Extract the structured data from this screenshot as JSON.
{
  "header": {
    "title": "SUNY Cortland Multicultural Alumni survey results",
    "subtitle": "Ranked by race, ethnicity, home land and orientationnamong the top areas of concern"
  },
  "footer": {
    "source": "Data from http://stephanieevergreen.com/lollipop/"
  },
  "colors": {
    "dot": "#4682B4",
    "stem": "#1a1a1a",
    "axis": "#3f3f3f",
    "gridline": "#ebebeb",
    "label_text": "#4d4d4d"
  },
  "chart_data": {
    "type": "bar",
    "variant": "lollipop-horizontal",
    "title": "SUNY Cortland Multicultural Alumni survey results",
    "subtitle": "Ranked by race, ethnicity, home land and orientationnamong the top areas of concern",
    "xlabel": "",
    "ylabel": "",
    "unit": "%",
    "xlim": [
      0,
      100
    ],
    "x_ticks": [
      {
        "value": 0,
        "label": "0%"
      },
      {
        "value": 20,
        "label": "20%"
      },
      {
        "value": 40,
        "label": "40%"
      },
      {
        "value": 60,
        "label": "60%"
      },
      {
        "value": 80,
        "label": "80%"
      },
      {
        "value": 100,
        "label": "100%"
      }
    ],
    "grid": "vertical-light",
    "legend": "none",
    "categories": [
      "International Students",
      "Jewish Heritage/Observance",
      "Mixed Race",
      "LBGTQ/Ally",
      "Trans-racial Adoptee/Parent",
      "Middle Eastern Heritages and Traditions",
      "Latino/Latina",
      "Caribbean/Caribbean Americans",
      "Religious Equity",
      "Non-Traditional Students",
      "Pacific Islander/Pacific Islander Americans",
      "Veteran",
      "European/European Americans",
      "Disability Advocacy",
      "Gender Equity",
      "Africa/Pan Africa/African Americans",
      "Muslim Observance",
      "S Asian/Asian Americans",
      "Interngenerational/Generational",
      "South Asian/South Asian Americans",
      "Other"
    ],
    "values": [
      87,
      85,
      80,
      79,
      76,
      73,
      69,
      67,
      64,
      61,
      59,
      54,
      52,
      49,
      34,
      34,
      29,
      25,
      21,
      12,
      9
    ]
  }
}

____________________

▶ What the task requires
Every record above needs to be repeated word for word.

▶ Solution
Extract the structured data from this screenshot as JSON.
{
  "header": {
    "title": "SUNY Cortland Multicultural Alumni survey results",
    "subtitle": "Ranked by race, ethnicity, home land and orientationnamong the top areas of concern"
  },
  "footer": {
    "source": "Data from http://stephanieevergreen.com/lollipop/"
  },
  "colors": {
    "dot": "#4682B4",
    "stem": "#1a1a1a",
    "axis": "#3f3f3f",
    "gridline": "#ebebeb",
    "label_text": "#4d4d4d"
  },
  "chart_data": {
    "type": "bar",
    "variant": "lollipop-horizontal",
    "title": "SUNY Cortland Multicultural Alumni survey results",
    "subtitle": "Ranked by race, ethnicity, home land and orientationnamong the top areas of concern",
    "xlabel": "",
    "ylabel": "",
    "unit": "%",
    "xlim": [
      0,
      100
    ],
    "x_ticks": [
      {
        "value": 0,
        "label": "0%"
      },
      {
        "value": 20,
        "label": "20%"
      },
      {
        "value": 40,
        "label": "40%"
      },
      {
        "value": 60,
        "label": "60%"
      },
      {
        "value": 80,
        "label": "80%"
      },
      {
        "value": 100,
        "label": "100%"
      }
    ],
    "grid": "vertical-light",
    "legend": "none",
    "categories": [
      "International Students",
      "Jewish Heritage/Observance",
      "Mixed Race",
      "LBGTQ/Ally",
      "Trans-racial Adoptee/Parent",
      "Middle Eastern Heritages and Traditions",
      "Latino/Latina",
      "Caribbean/Caribbean Americans",
      "Religious Equity",
      "Non-Traditional Students",
      "Pacific Islander/Pacific Islander Americans",
      "Veteran",
      "European/European Americans",
      "Disability Advocacy",
      "Gender Equity",
      "Africa/Pan Africa/African Americans",
      "Muslim Observance",
      "S Asian/Asian Americans",
      "Interngenerational/Generational",
      "South Asian/South Asian Americans",
      "Other"
    ],
    "values": [
      87,
      85,
      80,
      79,
      76,
      73,
      69,
      67,
      64,
      61,
      59,
      54,
      52,
      49,
      34,
      34,
      29,
      25,
      21,
      12,
      9
    ]
  }
}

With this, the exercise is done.